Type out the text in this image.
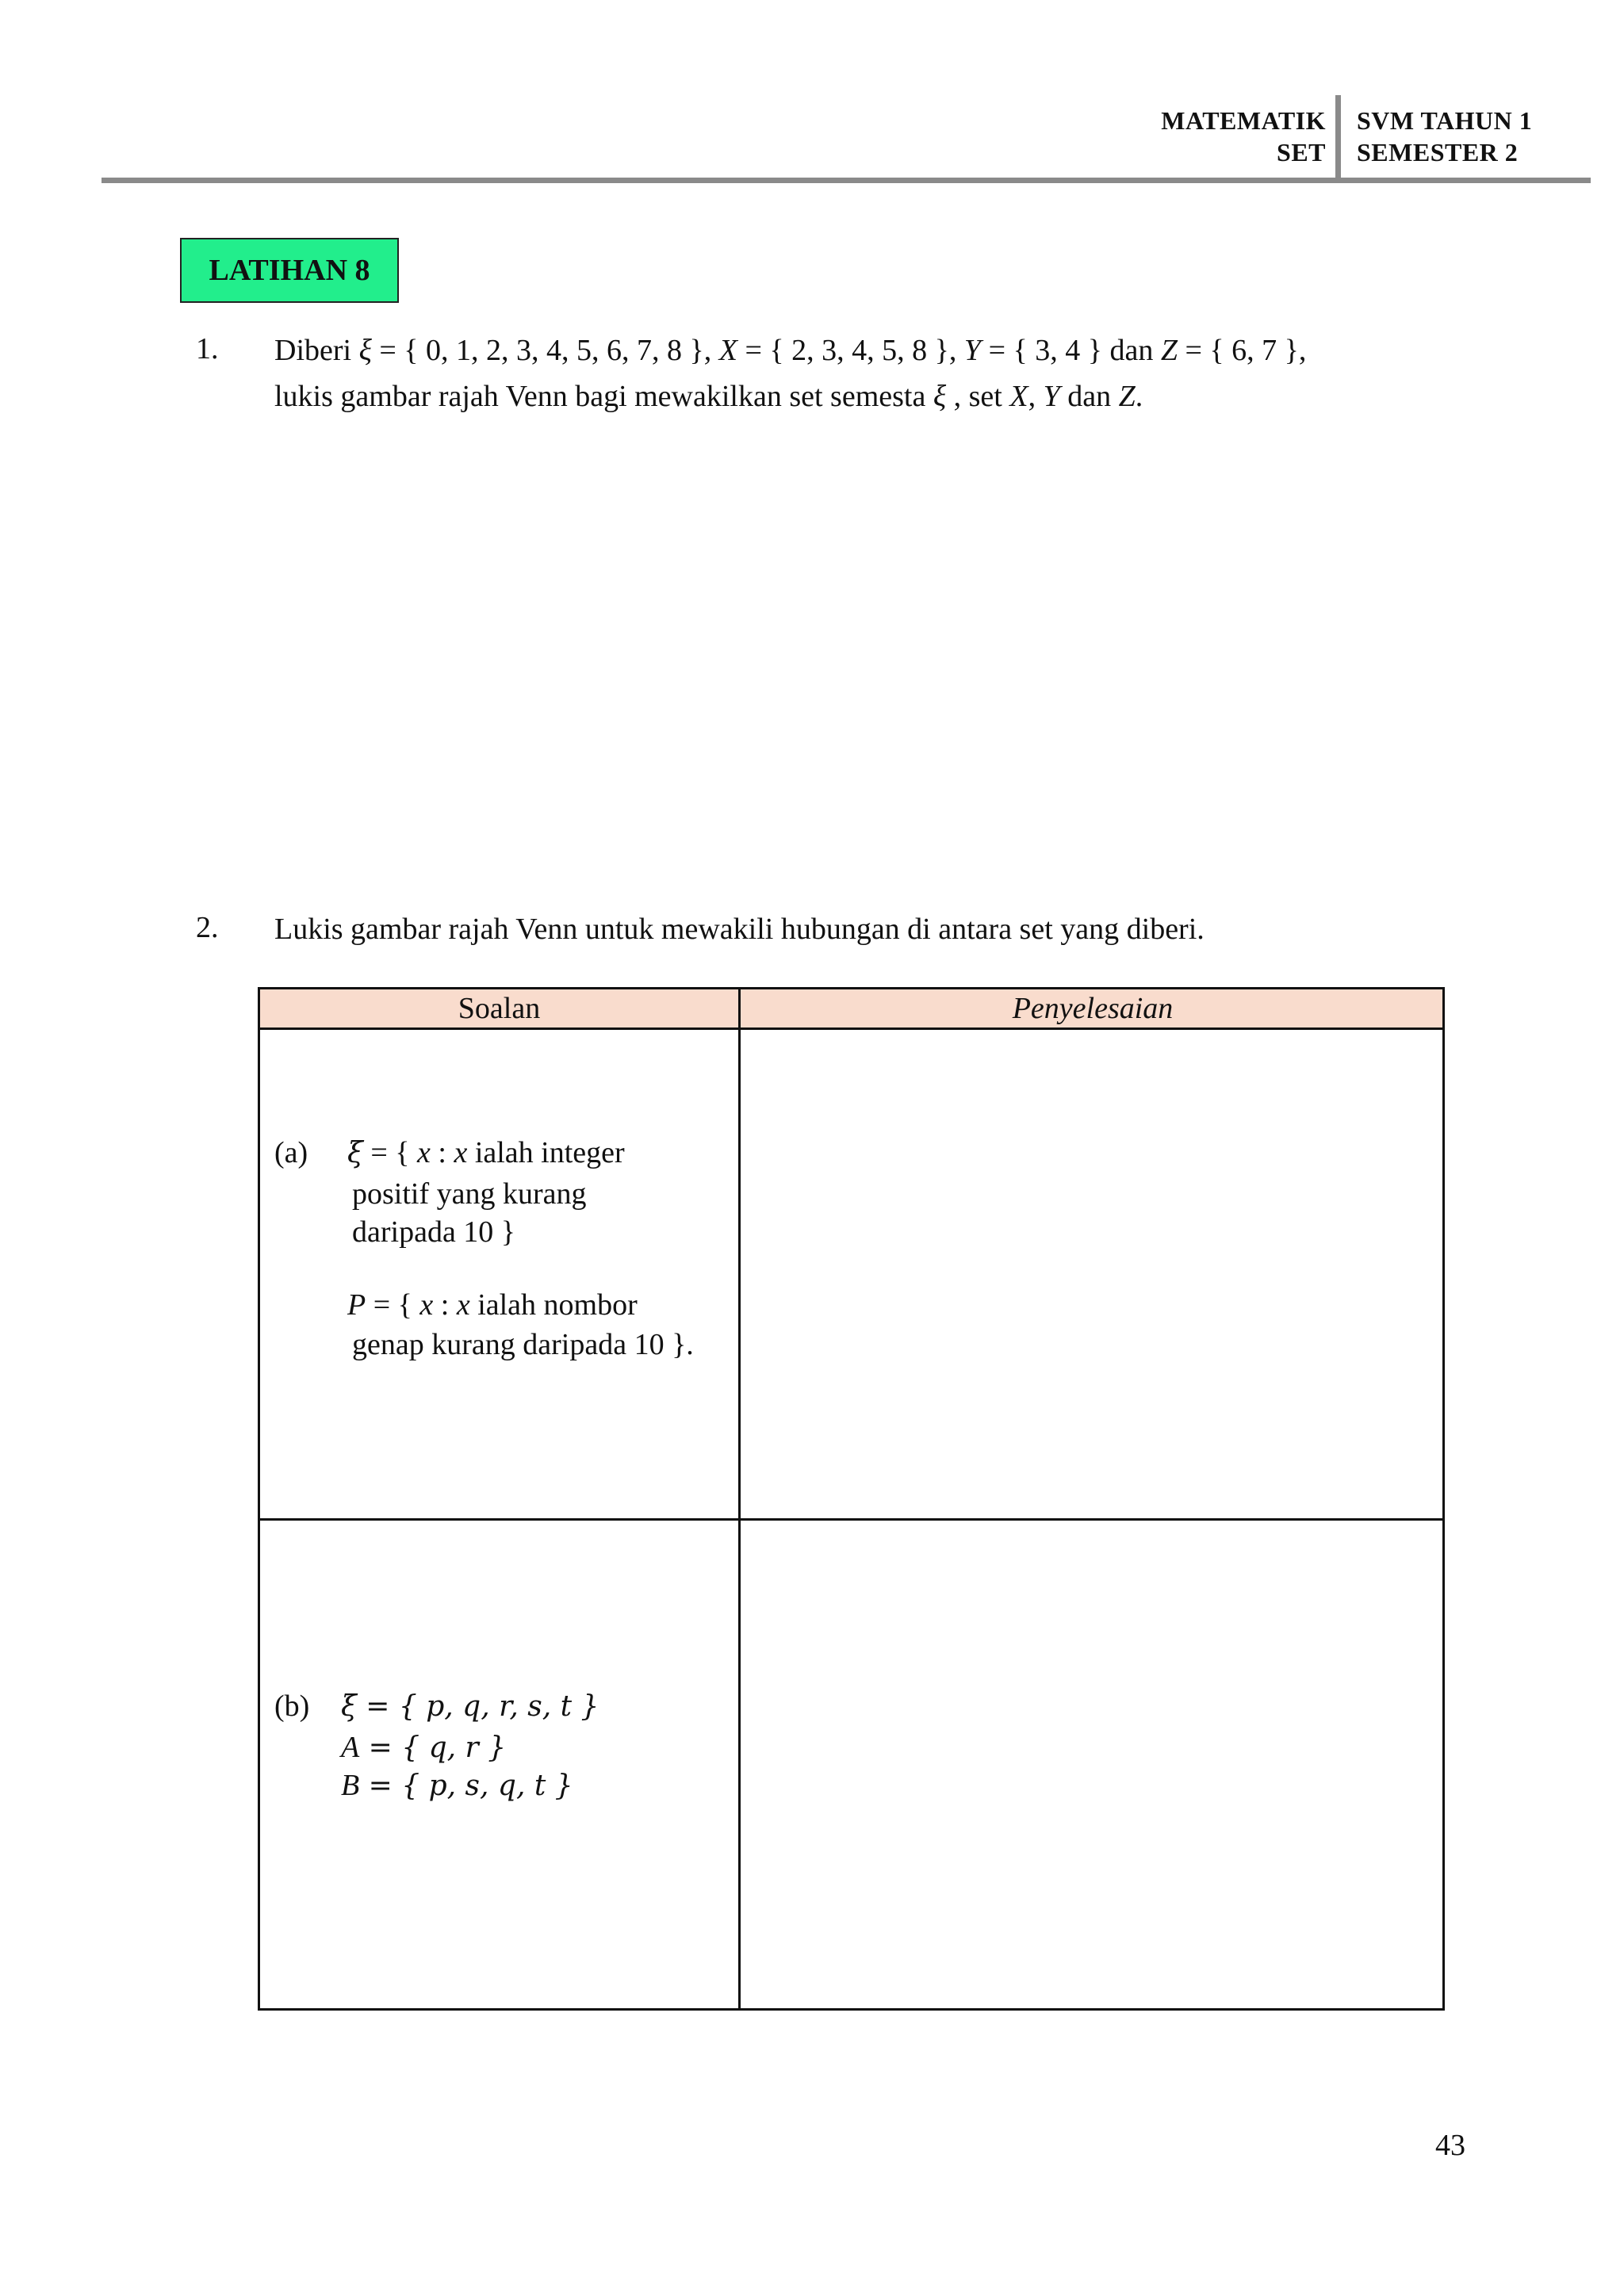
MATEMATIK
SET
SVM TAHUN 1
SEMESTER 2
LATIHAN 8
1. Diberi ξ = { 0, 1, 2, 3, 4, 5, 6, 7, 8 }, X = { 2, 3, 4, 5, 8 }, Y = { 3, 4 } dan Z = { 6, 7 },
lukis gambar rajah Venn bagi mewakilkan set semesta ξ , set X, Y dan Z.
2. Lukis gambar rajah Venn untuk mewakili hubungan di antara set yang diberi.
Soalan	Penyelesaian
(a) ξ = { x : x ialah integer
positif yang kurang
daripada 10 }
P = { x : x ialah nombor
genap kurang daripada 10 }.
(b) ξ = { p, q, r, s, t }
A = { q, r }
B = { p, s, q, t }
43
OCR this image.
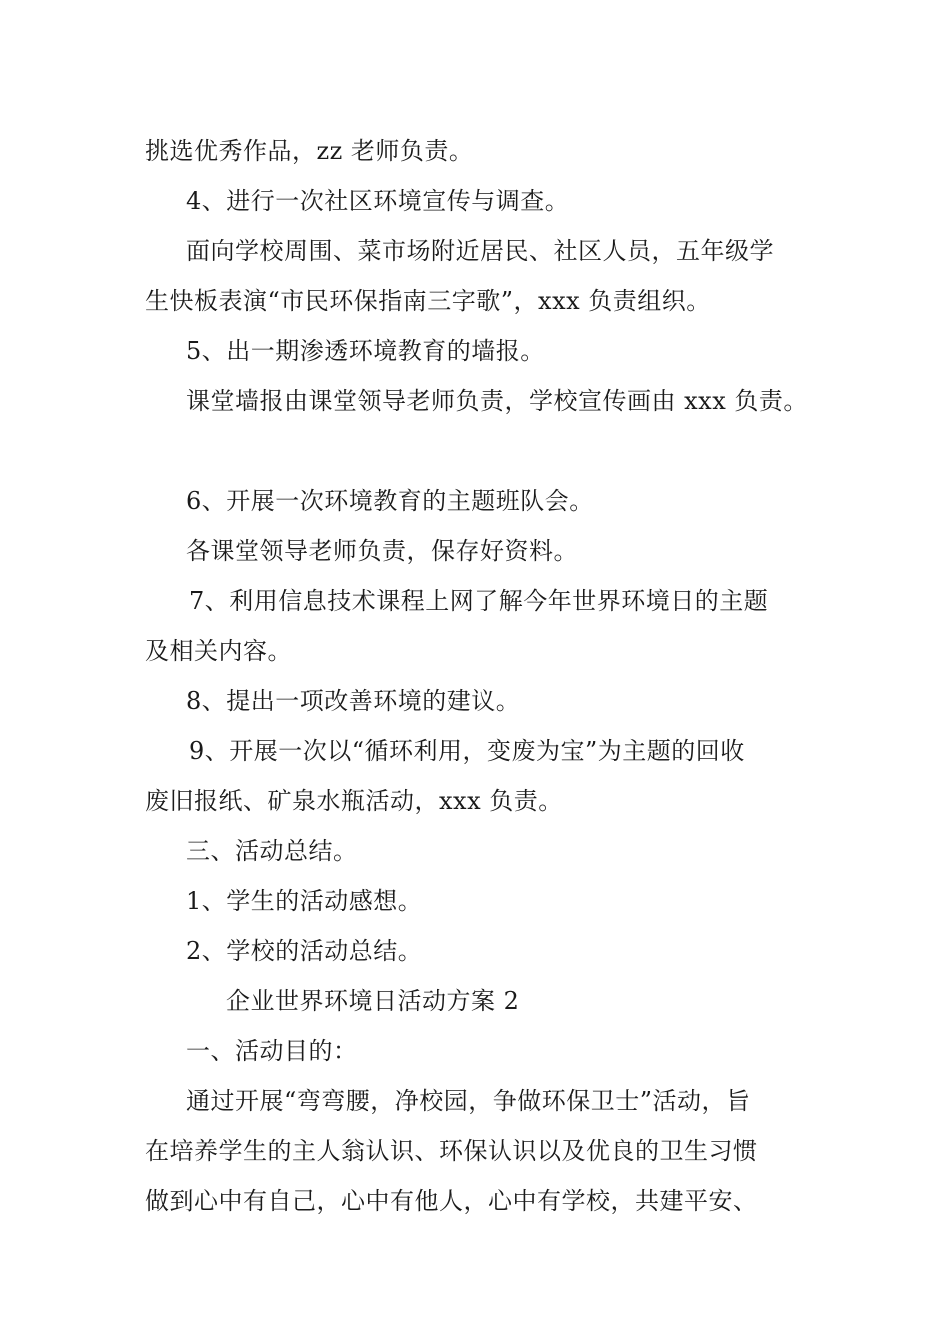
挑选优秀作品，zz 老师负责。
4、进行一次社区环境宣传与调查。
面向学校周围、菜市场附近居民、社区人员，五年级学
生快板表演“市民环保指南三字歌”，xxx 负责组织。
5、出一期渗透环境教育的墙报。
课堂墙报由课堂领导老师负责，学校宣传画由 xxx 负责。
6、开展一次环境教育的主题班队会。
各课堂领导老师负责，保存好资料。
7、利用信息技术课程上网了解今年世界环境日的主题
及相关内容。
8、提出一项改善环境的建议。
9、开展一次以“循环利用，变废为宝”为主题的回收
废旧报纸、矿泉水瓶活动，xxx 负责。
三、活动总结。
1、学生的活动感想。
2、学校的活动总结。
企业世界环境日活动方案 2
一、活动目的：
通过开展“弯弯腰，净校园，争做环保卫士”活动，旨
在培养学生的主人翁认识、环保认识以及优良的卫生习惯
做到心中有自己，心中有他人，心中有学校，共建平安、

• [Exercise prompt] Starting at the line that holds "OCR this image.", repeat every line through the end of the listing exactly as written, skipping any picture.

• [Finished answer]
OCR this image.
挑选优秀作品，zz 老师负责。
4、进行一次社区环境宣传与调查。
面向学校周围、菜市场附近居民、社区人员，五年级学
生快板表演“市民环保指南三字歌”，xxx 负责组织。
5、出一期渗透环境教育的墙报。
课堂墙报由课堂领导老师负责，学校宣传画由 xxx 负责。
6、开展一次环境教育的主题班队会。
各课堂领导老师负责，保存好资料。
7、利用信息技术课程上网了解今年世界环境日的主题
及相关内容。
8、提出一项改善环境的建议。
9、开展一次以“循环利用，变废为宝”为主题的回收
废旧报纸、矿泉水瓶活动，xxx 负责。
三、活动总结。
1、学生的活动感想。
2、学校的活动总结。
企业世界环境日活动方案 2
一、活动目的：
通过开展“弯弯腰，净校园，争做环保卫士”活动，旨
在培养学生的主人翁认识、环保认识以及优良的卫生习惯
做到心中有自己，心中有他人，心中有学校，共建平安、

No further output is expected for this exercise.